• **OBJECTIVE**: Take every line from the listing below that includes "this" and copy it.

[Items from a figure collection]
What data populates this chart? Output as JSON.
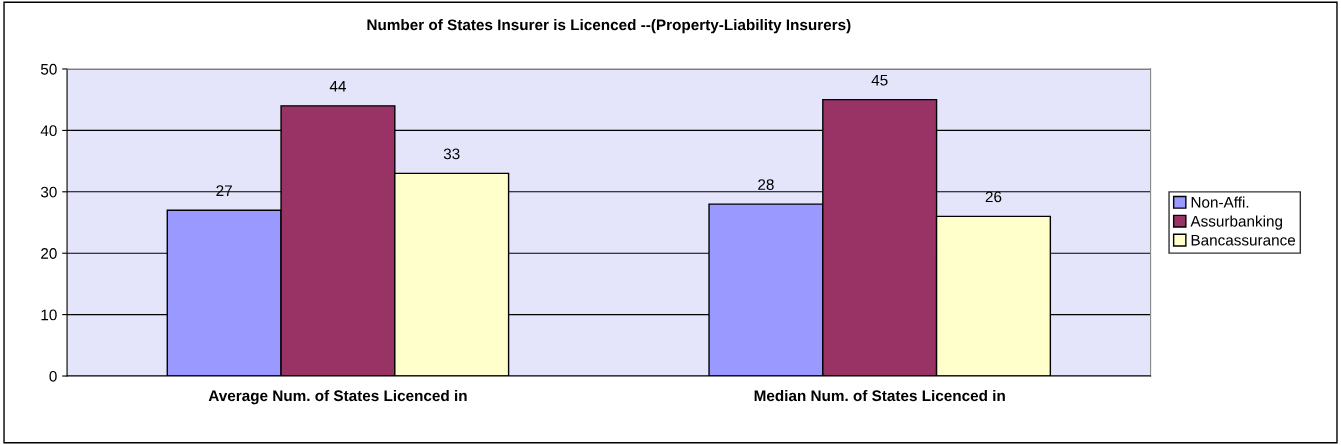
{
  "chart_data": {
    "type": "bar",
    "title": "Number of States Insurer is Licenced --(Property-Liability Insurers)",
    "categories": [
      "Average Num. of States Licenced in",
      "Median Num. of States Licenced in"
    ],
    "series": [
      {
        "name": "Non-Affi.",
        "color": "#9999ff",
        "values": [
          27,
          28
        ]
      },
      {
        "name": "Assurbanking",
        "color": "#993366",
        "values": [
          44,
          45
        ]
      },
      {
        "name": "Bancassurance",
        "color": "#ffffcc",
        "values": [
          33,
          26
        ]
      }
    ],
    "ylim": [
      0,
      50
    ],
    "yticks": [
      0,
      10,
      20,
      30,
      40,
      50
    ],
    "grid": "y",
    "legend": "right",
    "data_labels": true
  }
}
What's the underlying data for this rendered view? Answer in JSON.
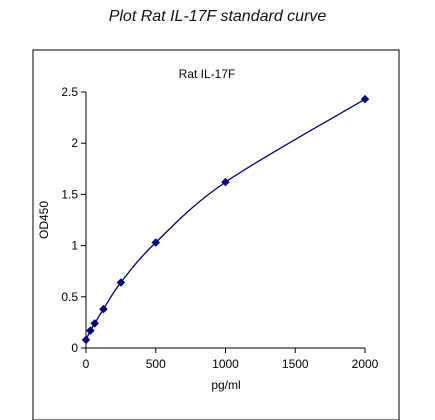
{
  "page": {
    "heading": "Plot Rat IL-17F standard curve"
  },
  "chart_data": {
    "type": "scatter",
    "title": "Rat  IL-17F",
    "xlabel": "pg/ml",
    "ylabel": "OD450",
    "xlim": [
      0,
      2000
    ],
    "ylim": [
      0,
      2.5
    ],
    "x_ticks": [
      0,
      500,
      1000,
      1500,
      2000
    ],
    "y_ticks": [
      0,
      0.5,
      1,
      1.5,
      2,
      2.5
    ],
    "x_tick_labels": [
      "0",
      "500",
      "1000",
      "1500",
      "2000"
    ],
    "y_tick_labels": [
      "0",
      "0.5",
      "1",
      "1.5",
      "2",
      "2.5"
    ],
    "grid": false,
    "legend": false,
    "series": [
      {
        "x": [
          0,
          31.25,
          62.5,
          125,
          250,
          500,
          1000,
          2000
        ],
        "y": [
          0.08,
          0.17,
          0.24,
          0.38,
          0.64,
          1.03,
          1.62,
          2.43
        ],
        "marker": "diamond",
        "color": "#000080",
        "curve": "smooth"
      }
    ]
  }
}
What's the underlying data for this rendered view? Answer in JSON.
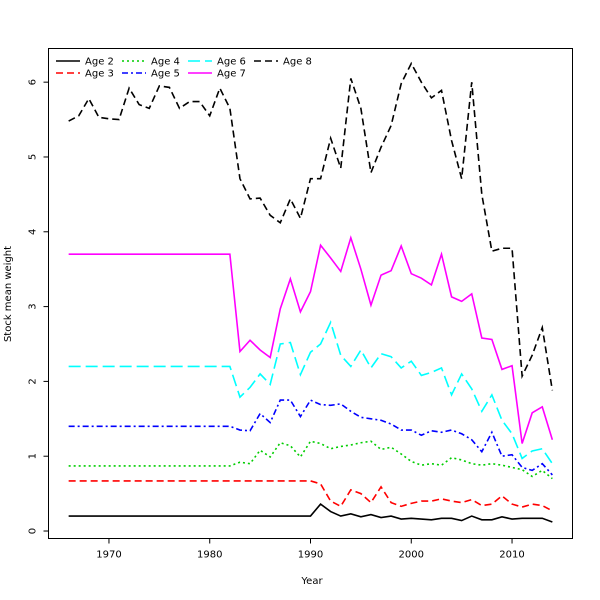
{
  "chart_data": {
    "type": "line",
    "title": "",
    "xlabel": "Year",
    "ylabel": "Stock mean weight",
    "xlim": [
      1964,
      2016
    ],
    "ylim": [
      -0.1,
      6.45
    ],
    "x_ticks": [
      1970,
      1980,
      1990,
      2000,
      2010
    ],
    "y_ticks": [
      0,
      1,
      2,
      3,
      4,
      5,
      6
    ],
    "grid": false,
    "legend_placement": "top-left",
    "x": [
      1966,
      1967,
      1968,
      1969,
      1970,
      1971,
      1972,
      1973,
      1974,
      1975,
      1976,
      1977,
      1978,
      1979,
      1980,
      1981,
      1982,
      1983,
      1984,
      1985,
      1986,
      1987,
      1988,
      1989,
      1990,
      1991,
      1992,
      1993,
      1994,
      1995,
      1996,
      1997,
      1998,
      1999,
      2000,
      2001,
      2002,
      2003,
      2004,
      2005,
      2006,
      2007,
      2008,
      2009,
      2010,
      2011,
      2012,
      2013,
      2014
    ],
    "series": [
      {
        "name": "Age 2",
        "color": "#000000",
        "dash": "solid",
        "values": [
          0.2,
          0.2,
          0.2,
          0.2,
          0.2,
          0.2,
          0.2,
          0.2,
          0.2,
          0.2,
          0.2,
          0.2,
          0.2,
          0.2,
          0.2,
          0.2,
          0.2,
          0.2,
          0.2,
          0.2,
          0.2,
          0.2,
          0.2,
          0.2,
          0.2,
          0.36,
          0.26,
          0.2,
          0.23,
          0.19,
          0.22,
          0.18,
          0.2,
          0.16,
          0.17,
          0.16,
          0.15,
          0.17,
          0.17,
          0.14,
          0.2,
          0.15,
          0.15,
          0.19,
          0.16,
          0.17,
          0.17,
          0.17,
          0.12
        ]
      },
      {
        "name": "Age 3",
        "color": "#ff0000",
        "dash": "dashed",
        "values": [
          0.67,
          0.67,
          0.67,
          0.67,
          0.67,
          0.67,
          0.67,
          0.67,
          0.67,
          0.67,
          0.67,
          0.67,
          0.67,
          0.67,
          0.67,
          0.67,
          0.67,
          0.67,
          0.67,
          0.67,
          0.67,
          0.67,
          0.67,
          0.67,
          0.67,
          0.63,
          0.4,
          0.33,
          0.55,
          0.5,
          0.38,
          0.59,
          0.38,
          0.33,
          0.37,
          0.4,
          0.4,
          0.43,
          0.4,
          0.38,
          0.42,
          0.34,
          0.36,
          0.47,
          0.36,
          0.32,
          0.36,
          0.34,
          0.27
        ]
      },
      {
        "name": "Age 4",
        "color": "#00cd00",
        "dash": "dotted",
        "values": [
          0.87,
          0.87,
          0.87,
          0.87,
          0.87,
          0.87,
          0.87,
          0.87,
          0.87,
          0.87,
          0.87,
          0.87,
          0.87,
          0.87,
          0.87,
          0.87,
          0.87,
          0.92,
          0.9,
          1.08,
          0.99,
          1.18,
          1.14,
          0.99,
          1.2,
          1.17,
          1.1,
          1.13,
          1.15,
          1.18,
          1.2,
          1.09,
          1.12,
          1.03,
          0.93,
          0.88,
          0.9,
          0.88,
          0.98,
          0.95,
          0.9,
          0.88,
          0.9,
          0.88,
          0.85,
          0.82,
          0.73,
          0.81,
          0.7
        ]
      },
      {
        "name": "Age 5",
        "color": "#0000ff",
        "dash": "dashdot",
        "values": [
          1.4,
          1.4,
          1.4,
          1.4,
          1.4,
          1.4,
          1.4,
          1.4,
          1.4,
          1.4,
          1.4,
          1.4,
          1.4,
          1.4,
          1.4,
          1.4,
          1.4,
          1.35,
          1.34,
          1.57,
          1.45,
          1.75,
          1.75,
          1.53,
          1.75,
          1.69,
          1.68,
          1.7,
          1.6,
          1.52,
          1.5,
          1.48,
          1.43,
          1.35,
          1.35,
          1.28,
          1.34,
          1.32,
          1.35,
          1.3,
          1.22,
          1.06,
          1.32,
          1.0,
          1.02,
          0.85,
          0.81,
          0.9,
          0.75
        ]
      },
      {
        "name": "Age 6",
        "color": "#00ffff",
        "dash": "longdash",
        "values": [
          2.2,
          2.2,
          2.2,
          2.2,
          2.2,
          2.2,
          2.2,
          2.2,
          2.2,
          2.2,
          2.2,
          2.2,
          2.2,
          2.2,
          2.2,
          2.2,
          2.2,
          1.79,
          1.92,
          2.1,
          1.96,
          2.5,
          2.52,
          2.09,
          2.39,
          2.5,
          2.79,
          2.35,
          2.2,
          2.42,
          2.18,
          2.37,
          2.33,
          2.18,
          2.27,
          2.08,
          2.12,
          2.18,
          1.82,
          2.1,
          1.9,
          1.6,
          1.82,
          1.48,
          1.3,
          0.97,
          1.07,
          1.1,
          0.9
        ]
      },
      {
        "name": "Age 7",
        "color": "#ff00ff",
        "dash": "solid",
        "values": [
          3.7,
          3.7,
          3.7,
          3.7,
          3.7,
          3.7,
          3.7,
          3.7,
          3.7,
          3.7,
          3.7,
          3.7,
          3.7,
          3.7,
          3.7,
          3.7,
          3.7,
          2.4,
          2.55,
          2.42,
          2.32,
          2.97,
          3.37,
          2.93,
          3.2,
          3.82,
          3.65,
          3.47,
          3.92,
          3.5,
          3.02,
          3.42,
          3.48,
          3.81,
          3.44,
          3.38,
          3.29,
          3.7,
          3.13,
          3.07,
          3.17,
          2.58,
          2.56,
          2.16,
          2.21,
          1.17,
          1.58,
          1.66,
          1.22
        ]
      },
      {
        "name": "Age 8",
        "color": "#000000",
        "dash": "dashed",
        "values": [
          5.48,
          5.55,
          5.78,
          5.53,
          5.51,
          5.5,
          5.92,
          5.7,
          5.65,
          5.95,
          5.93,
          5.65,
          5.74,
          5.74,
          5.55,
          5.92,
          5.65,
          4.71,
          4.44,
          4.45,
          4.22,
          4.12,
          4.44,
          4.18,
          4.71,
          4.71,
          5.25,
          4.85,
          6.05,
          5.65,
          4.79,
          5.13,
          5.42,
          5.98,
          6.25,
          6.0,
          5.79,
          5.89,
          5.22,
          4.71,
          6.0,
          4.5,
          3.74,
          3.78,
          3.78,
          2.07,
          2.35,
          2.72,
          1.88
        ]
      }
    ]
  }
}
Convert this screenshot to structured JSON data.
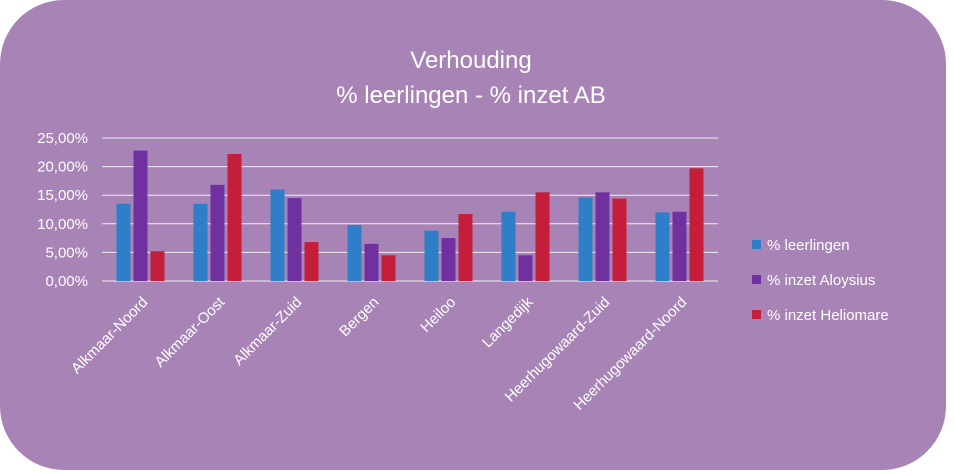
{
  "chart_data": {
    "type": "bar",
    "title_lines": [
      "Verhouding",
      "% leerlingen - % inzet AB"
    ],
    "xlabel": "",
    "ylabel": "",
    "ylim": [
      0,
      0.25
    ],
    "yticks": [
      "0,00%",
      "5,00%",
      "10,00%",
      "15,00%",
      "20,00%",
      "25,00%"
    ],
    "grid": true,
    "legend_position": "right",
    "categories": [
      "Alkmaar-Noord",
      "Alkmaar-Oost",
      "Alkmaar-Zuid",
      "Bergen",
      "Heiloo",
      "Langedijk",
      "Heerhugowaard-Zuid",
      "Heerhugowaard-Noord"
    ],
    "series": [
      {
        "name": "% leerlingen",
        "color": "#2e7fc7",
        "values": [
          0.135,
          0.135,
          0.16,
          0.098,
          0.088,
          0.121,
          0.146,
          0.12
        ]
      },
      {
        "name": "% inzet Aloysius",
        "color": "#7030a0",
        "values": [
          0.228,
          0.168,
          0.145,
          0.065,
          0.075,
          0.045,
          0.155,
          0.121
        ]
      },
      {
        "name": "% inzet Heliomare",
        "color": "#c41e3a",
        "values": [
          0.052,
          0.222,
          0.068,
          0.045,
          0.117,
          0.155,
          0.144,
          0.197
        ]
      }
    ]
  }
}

• **EXERCISE ANSWER**:
What data populates this chart? Output as JSON.
What's the underlying data for this rendered view? Answer in JSON.
What's the underlying data for this rendered view? Answer in JSON.
Convert this screenshot to structured JSON data.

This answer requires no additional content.